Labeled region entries
☆ ☆ ☆
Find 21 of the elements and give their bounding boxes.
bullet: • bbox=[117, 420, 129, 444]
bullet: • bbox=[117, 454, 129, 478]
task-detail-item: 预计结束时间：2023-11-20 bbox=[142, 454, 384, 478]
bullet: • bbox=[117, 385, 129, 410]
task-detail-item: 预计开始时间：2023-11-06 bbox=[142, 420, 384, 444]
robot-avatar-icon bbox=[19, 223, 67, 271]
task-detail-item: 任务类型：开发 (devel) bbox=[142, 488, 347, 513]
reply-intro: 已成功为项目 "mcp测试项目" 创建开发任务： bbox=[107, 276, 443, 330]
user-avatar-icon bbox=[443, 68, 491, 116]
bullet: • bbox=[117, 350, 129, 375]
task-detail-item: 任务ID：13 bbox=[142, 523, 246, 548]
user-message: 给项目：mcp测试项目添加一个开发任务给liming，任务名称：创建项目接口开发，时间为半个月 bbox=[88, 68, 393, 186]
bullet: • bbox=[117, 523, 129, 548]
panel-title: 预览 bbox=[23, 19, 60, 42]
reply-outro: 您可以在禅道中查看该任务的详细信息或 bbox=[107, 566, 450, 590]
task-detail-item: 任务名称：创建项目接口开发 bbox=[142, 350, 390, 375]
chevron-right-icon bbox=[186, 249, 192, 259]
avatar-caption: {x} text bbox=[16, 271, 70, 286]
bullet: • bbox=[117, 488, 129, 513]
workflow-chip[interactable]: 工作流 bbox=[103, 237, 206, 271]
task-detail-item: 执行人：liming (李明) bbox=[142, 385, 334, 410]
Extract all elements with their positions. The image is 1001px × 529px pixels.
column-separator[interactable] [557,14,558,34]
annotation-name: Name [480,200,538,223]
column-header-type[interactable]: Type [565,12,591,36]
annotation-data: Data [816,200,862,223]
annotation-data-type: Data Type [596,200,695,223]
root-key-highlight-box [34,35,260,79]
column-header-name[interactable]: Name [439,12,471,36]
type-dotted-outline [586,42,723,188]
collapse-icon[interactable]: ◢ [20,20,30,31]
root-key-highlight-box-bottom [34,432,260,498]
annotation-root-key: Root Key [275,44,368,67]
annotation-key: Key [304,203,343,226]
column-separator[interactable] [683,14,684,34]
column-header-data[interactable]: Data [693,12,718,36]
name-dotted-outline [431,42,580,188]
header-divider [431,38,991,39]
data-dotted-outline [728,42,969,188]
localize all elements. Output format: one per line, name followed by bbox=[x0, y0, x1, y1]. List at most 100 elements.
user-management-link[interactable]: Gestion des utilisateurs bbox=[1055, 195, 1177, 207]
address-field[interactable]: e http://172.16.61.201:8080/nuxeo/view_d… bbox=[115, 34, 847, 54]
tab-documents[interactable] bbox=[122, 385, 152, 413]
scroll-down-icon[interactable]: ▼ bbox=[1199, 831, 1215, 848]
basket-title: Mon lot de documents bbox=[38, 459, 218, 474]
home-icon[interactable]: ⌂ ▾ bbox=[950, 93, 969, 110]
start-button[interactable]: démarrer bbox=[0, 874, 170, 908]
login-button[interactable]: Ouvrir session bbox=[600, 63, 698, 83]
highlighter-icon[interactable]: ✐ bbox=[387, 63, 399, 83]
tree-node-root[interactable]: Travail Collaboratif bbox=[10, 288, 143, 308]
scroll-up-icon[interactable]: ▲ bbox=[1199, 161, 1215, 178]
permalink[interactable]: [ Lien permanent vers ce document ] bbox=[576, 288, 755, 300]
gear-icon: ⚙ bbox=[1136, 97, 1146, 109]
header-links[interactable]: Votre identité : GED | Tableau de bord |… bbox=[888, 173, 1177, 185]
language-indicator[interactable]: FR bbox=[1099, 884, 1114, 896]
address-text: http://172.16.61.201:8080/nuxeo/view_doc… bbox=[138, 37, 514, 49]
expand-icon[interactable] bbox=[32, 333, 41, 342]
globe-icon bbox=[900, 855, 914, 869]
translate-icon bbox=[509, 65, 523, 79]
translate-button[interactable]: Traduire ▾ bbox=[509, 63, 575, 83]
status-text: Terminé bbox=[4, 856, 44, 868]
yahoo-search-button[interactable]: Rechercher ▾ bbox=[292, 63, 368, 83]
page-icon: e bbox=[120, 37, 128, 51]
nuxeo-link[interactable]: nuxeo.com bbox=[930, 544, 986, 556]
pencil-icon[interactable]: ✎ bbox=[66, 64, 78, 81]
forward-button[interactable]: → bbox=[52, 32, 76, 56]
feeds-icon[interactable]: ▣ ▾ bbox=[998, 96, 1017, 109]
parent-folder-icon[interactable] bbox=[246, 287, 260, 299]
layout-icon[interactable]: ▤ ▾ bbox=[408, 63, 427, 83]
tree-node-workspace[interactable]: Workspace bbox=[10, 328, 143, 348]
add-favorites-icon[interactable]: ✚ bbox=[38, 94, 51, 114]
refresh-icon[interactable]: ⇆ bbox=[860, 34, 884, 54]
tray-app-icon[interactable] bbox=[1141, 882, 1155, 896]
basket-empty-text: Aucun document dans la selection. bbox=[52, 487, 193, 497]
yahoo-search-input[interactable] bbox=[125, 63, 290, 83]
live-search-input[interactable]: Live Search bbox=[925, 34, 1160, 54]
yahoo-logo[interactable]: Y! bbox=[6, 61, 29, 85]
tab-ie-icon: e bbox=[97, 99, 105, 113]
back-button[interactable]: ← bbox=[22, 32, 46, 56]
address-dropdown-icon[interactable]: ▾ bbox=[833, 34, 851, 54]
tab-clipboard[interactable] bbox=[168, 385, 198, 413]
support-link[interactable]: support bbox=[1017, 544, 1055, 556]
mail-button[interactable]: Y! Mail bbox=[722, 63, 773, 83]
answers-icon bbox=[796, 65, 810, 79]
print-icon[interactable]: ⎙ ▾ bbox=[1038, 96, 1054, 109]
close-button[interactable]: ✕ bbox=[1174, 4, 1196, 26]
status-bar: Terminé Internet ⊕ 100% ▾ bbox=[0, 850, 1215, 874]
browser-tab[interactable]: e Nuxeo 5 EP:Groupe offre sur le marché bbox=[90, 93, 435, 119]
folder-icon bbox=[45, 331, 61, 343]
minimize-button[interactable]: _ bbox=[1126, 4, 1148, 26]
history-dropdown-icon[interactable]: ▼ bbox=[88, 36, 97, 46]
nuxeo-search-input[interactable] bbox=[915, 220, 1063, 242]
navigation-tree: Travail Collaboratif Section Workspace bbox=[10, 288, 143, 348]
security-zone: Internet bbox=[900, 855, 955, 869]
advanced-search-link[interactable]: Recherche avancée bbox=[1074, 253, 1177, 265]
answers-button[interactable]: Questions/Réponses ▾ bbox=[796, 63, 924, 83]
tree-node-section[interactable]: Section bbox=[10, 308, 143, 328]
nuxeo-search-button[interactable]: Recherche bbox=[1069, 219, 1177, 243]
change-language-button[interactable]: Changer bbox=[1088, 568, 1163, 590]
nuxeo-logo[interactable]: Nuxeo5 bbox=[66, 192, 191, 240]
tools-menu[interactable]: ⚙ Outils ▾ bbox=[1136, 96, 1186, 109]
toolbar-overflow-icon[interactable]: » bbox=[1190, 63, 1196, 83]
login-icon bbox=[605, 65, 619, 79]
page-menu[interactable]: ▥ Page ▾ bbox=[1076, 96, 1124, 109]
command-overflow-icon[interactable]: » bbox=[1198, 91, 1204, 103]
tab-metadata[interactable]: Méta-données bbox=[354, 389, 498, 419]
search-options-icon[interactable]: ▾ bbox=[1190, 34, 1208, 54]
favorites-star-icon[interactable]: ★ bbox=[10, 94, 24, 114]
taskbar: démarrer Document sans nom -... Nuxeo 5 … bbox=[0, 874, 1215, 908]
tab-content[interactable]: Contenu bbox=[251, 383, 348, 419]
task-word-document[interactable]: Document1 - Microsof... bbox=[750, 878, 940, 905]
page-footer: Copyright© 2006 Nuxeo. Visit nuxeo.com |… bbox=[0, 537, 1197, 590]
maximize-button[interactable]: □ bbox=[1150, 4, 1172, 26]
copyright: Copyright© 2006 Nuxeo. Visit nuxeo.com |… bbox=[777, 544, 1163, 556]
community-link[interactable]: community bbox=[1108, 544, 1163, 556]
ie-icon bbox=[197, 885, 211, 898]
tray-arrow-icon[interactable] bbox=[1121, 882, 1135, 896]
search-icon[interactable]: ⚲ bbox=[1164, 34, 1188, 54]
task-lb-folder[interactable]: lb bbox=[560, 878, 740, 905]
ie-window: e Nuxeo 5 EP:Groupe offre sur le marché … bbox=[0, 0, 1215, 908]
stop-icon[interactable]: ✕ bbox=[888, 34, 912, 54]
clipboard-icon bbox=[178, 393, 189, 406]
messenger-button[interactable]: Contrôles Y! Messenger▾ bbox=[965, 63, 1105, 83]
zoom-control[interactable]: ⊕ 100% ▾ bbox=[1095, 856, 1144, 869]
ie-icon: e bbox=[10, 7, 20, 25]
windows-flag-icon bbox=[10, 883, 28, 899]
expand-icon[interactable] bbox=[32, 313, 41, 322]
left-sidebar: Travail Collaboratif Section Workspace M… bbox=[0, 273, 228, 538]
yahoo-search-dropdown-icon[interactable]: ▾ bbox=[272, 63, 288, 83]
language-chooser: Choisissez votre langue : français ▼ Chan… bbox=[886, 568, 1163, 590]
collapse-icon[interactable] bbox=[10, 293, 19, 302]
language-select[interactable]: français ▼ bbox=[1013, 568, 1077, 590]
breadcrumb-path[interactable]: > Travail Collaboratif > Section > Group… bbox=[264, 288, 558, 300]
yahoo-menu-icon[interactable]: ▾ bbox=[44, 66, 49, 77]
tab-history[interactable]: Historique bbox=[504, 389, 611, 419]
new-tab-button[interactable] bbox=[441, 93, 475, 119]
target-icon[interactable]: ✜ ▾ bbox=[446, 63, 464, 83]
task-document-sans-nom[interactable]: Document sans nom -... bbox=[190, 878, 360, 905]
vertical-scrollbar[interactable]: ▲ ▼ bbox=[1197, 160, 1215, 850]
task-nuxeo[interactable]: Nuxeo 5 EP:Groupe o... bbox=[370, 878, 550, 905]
☆ ☆ ☆
- _WRITTEN REQUEST_: Copy the material verbatim from its first line through the line that contains "annotation-data-type: Data Type", including both ends.

- _EXERCISE OUTPUT_:
Find 21 of the elements and give their bounding boxes.
bullet: • bbox=[117, 420, 129, 444]
bullet: • bbox=[117, 454, 129, 478]
task-detail-item: 预计结束时间：2023-11-20 bbox=[142, 454, 384, 478]
bullet: • bbox=[117, 385, 129, 410]
task-detail-item: 预计开始时间：2023-11-06 bbox=[142, 420, 384, 444]
robot-avatar-icon bbox=[19, 223, 67, 271]
task-detail-item: 任务类型：开发 (devel) bbox=[142, 488, 347, 513]
reply-intro: 已成功为项目 "mcp测试项目" 创建开发任务： bbox=[107, 276, 443, 330]
user-avatar-icon bbox=[443, 68, 491, 116]
bullet: • bbox=[117, 350, 129, 375]
task-detail-item: 任务ID：13 bbox=[142, 523, 246, 548]
user-message: 给项目：mcp测试项目添加一个开发任务给liming，任务名称：创建项目接口开发，时间为半个月 bbox=[88, 68, 393, 186]
bullet: • bbox=[117, 523, 129, 548]
panel-title: 预览 bbox=[23, 19, 60, 42]
reply-outro: 您可以在禅道中查看该任务的详细信息或 bbox=[107, 566, 450, 590]
task-detail-item: 任务名称：创建项目接口开发 bbox=[142, 350, 390, 375]
chevron-right-icon bbox=[186, 249, 192, 259]
avatar-caption: {x} text bbox=[16, 271, 70, 286]
bullet: • bbox=[117, 488, 129, 513]
workflow-chip[interactable]: 工作流 bbox=[103, 237, 206, 271]
task-detail-item: 执行人：liming (李明) bbox=[142, 385, 334, 410]
Extract all elements with their positions. The image is 1001px × 529px pixels.
column-separator[interactable] [557,14,558,34]
annotation-name: Name [480,200,538,223]
column-header-type[interactable]: Type [565,12,591,36]
annotation-data: Data [816,200,862,223]
annotation-data-type: Data Type [596,200,695,223]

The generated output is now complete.